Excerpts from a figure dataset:
-- Begin --

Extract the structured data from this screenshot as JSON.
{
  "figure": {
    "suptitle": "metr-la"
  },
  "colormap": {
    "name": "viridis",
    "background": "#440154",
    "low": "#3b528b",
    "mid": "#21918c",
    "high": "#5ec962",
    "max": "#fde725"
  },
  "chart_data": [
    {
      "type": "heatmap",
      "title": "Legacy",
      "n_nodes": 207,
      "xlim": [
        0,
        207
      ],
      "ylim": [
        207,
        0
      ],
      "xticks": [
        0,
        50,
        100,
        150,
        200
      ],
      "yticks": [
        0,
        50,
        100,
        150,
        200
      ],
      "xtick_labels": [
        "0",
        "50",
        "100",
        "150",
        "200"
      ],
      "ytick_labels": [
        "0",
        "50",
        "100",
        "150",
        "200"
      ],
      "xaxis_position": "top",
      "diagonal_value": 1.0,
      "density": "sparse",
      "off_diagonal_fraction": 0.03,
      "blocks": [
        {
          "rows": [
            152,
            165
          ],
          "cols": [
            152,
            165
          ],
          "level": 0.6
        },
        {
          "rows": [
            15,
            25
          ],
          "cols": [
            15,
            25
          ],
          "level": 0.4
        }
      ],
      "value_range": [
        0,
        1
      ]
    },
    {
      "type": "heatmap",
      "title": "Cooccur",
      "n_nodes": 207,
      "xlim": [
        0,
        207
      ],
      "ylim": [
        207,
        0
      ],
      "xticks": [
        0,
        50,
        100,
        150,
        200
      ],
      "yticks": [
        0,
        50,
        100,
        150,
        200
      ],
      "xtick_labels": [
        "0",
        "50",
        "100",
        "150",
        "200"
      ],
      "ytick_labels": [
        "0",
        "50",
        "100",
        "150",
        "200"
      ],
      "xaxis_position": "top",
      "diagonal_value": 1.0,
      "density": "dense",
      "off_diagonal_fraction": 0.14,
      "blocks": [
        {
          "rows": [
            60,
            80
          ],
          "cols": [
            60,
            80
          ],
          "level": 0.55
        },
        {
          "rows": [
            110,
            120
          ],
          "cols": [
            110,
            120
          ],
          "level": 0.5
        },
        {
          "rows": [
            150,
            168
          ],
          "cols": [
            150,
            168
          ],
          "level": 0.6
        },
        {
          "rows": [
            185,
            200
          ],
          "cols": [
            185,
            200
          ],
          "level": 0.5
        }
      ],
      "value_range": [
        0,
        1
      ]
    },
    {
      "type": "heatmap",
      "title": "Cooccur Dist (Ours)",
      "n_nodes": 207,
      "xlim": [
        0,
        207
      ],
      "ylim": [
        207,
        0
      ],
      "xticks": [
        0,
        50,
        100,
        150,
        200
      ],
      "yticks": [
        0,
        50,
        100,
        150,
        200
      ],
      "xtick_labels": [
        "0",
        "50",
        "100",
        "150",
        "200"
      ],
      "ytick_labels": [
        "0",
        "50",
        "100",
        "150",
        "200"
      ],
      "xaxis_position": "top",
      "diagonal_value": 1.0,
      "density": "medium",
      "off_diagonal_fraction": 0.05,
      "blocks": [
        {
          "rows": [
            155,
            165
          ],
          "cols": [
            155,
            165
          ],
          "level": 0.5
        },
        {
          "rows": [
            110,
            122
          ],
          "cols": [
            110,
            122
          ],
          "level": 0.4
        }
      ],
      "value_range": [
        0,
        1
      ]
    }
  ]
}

-- End --

▶ [WRITTEN INSTRUCTION]: Your task is to output all of the data above word for word.

▶ [REPLY]:
Extract the structured data from this screenshot as JSON.
{
  "figure": {
    "suptitle": "metr-la"
  },
  "colormap": {
    "name": "viridis",
    "background": "#440154",
    "low": "#3b528b",
    "mid": "#21918c",
    "high": "#5ec962",
    "max": "#fde725"
  },
  "chart_data": [
    {
      "type": "heatmap",
      "title": "Legacy",
      "n_nodes": 207,
      "xlim": [
        0,
        207
      ],
      "ylim": [
        207,
        0
      ],
      "xticks": [
        0,
        50,
        100,
        150,
        200
      ],
      "yticks": [
        0,
        50,
        100,
        150,
        200
      ],
      "xtick_labels": [
        "0",
        "50",
        "100",
        "150",
        "200"
      ],
      "ytick_labels": [
        "0",
        "50",
        "100",
        "150",
        "200"
      ],
      "xaxis_position": "top",
      "diagonal_value": 1.0,
      "density": "sparse",
      "off_diagonal_fraction": 0.03,
      "blocks": [
        {
          "rows": [
            152,
            165
          ],
          "cols": [
            152,
            165
          ],
          "level": 0.6
        },
        {
          "rows": [
            15,
            25
          ],
          "cols": [
            15,
            25
          ],
          "level": 0.4
        }
      ],
      "value_range": [
        0,
        1
      ]
    },
    {
      "type": "heatmap",
      "title": "Cooccur",
      "n_nodes": 207,
      "xlim": [
        0,
        207
      ],
      "ylim": [
        207,
        0
      ],
      "xticks": [
        0,
        50,
        100,
        150,
        200
      ],
      "yticks": [
        0,
        50,
        100,
        150,
        200
      ],
      "xtick_labels": [
        "0",
        "50",
        "100",
        "150",
        "200"
      ],
      "ytick_labels": [
        "0",
        "50",
        "100",
        "150",
        "200"
      ],
      "xaxis_position": "top",
      "diagonal_value": 1.0,
      "density": "dense",
      "off_diagonal_fraction": 0.14,
      "blocks": [
        {
          "rows": [
            60,
            80
          ],
          "cols": [
            60,
            80
          ],
          "level": 0.55
        },
        {
          "rows": [
            110,
            120
          ],
          "cols": [
            110,
            120
          ],
          "level": 0.5
        },
        {
          "rows": [
            150,
            168
          ],
          "cols": [
            150,
            168
          ],
          "level": 0.6
        },
        {
          "rows": [
            185,
            200
          ],
          "cols": [
            185,
            200
          ],
          "level": 0.5
        }
      ],
      "value_range": [
        0,
        1
      ]
    },
    {
      "type": "heatmap",
      "title": "Cooccur Dist (Ours)",
      "n_nodes": 207,
      "xlim": [
        0,
        207
      ],
      "ylim": [
        207,
        0
      ],
      "xticks": [
        0,
        50,
        100,
        150,
        200
      ],
      "yticks": [
        0,
        50,
        100,
        150,
        200
      ],
      "xtick_labels": [
        "0",
        "50",
        "100",
        "150",
        "200"
      ],
      "ytick_labels": [
        "0",
        "50",
        "100",
        "150",
        "200"
      ],
      "xaxis_position": "top",
      "diagonal_value": 1.0,
      "density": "medium",
      "off_diagonal_fraction": 0.05,
      "blocks": [
        {
          "rows": [
            155,
            165
          ],
          "cols": [
            155,
            165
          ],
          "level": 0.5
        },
        {
          "rows": [
            110,
            122
          ],
          "cols": [
            110,
            122
          ],
          "level": 0.4
        }
      ],
      "value_range": [
        0,
        1
      ]
    }
  ]
}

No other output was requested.